→ **Exercise task**
Reproduce the listing below character for character; drop every image.

→ **Material shown**
** Begin **

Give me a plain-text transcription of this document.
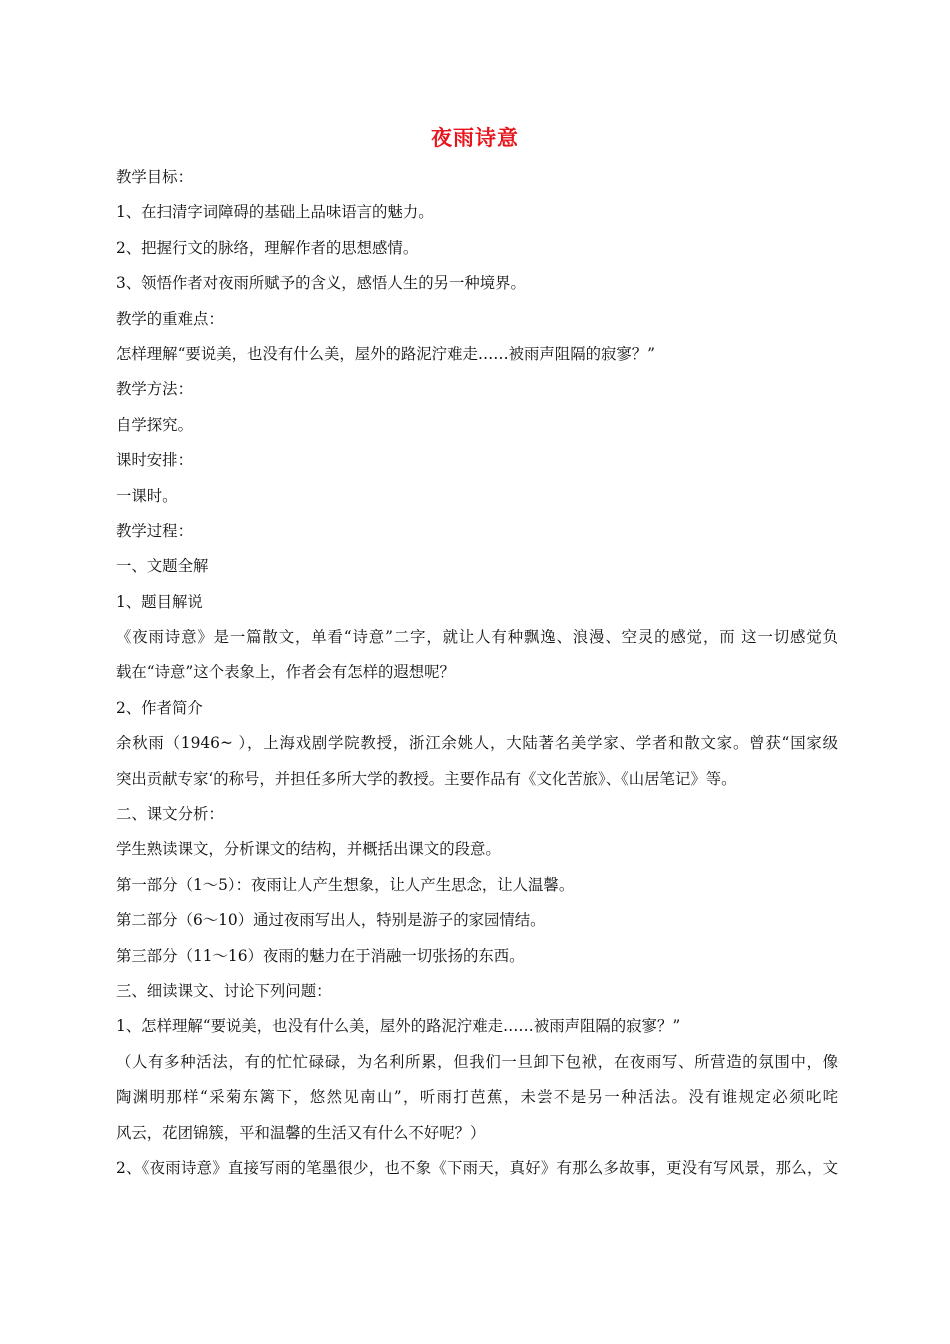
夜雨诗意
教学目标：
1、在扫清字词障碍的基础上品味语言的魅力。
2、把握行文的脉络，理解作者的思想感情。
3、领悟作者对夜雨所赋予的含义，感悟人生的另一种境界。
教学的重难点：
怎样理解“要说美，也没有什么美，屋外的路泥泞难走……被雨声阻隔的寂寥？”
教学方法：
自学探究。
课时安排：
一课时。
教学过程：
一、文题全解
1、题目解说
《夜雨诗意》是一篇散文，单看“诗意”二字，就让人有种飘逸、浪漫、空灵的感觉，而 这一切感觉负
载在“诗意”这个表象上，作者会有怎样的遐想呢？
2、作者简介
余秋雨（1946~ ），上海戏剧学院教授，浙江余姚人，大陆著名美学家、学者和散文家。曾获“国家级
突出贡献专家‘的称号，并担任多所大学的教授。主要作品有《文化苦旅》、《山居笔记》等。
二、课文分析：
学生熟读课文，分析课文的结构，并概括出课文的段意。
第一部分（1～5）：夜雨让人产生想象，让人产生思念，让人温馨。
第二部分（6～10）通过夜雨写出人，特别是游子的家园情结。
第三部分（11～16）夜雨的魅力在于消融一切张扬的东西。
三、细读课文、讨论下列问题：
1、怎样理解“要说美，也没有什么美，屋外的路泥泞难走……被雨声阻隔的寂寥？”
（人有多种活法，有的忙忙碌碌，为名利所累，但我们一旦卸下包袱，在夜雨写、所营造的氛围中，像
陶渊明那样“采菊东篱下，悠然见南山”，听雨打芭蕉，未尝不是另一种活法。没有谁规定必须叱咤
风云，花团锦簇，平和温馨的生活又有什么不好呢？）
2、《夜雨诗意》直接写雨的笔墨很少，也不象《下雨天，真好》有那么多故事，更没有写风景，那么，文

** End **

→ **Solution for this exercise**
Give me a plain-text transcription of this document.
夜雨诗意
教学目标：
1、在扫清字词障碍的基础上品味语言的魅力。
2、把握行文的脉络，理解作者的思想感情。
3、领悟作者对夜雨所赋予的含义，感悟人生的另一种境界。
教学的重难点：
怎样理解“要说美，也没有什么美，屋外的路泥泞难走……被雨声阻隔的寂寥？”
教学方法：
自学探究。
课时安排：
一课时。
教学过程：
一、文题全解
1、题目解说
《夜雨诗意》是一篇散文，单看“诗意”二字，就让人有种飘逸、浪漫、空灵的感觉，而 这一切感觉负
载在“诗意”这个表象上，作者会有怎样的遐想呢？
2、作者简介
余秋雨（1946~ ），上海戏剧学院教授，浙江余姚人，大陆著名美学家、学者和散文家。曾获“国家级
突出贡献专家‘的称号，并担任多所大学的教授。主要作品有《文化苦旅》、《山居笔记》等。
二、课文分析：
学生熟读课文，分析课文的结构，并概括出课文的段意。
第一部分（1～5）：夜雨让人产生想象，让人产生思念，让人温馨。
第二部分（6～10）通过夜雨写出人，特别是游子的家园情结。
第三部分（11～16）夜雨的魅力在于消融一切张扬的东西。
三、细读课文、讨论下列问题：
1、怎样理解“要说美，也没有什么美，屋外的路泥泞难走……被雨声阻隔的寂寥？”
（人有多种活法，有的忙忙碌碌，为名利所累，但我们一旦卸下包袱，在夜雨写、所营造的氛围中，像
陶渊明那样“采菊东篱下，悠然见南山”，听雨打芭蕉，未尝不是另一种活法。没有谁规定必须叱咤
风云，花团锦簇，平和温馨的生活又有什么不好呢？）
2、《夜雨诗意》直接写雨的笔墨很少，也不象《下雨天，真好》有那么多故事，更没有写风景，那么，文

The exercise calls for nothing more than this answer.